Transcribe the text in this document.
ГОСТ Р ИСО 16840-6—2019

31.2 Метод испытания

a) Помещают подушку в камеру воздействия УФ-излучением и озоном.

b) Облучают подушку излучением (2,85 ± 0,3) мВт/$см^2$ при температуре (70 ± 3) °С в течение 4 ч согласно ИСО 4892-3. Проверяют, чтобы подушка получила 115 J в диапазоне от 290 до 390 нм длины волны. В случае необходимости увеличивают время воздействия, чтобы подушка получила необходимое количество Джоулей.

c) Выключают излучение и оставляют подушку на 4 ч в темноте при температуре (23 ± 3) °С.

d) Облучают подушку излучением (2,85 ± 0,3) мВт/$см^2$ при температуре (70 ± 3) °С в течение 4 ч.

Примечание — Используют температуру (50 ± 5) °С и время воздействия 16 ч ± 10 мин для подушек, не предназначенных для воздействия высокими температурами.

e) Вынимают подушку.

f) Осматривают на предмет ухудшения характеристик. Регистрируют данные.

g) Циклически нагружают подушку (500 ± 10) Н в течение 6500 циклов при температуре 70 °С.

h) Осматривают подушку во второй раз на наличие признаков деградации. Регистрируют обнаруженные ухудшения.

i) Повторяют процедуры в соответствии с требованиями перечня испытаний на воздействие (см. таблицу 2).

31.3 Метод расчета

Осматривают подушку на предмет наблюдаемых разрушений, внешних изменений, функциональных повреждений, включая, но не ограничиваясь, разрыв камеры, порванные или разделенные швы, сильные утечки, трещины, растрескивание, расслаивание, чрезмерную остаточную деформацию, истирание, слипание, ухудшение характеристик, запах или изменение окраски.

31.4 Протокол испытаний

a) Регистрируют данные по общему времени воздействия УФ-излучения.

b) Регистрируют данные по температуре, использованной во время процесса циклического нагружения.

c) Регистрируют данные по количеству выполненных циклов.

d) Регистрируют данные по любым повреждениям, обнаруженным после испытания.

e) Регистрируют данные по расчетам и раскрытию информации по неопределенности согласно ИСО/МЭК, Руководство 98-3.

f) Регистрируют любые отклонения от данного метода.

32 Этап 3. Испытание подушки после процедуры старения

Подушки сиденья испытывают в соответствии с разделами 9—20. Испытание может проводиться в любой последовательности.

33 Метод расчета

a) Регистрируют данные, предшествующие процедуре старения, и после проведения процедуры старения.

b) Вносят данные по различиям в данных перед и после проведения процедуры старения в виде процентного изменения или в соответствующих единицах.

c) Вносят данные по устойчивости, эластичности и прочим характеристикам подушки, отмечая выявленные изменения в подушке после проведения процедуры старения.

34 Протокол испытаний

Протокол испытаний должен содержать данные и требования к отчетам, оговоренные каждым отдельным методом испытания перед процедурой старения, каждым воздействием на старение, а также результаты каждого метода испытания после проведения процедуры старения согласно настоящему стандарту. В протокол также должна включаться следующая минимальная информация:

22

========

Lines containing the string "время" are to be selected and copied.

b) Облучают подушку излучением (2,85 ± 0,3) мВт/$см^2$ при температуре (70 ± 3) °С в течение 4 ч согласно ИСО 4892-3. Проверяют, чтобы подушка получила 115 J в диапазоне от 290 до 390 нм длины волны. В случае необходимости увеличивают время воздействия, чтобы подушка получила необходимое количество Джоулей.
Примечание — Используют температуру (50 ± 5) °С и время воздействия 16 ч ± 10 мин для подушек, не предназначенных для воздействия высокими температурами.
b) Регистрируют данные по температуре, использованной во время процесса циклического нагружения.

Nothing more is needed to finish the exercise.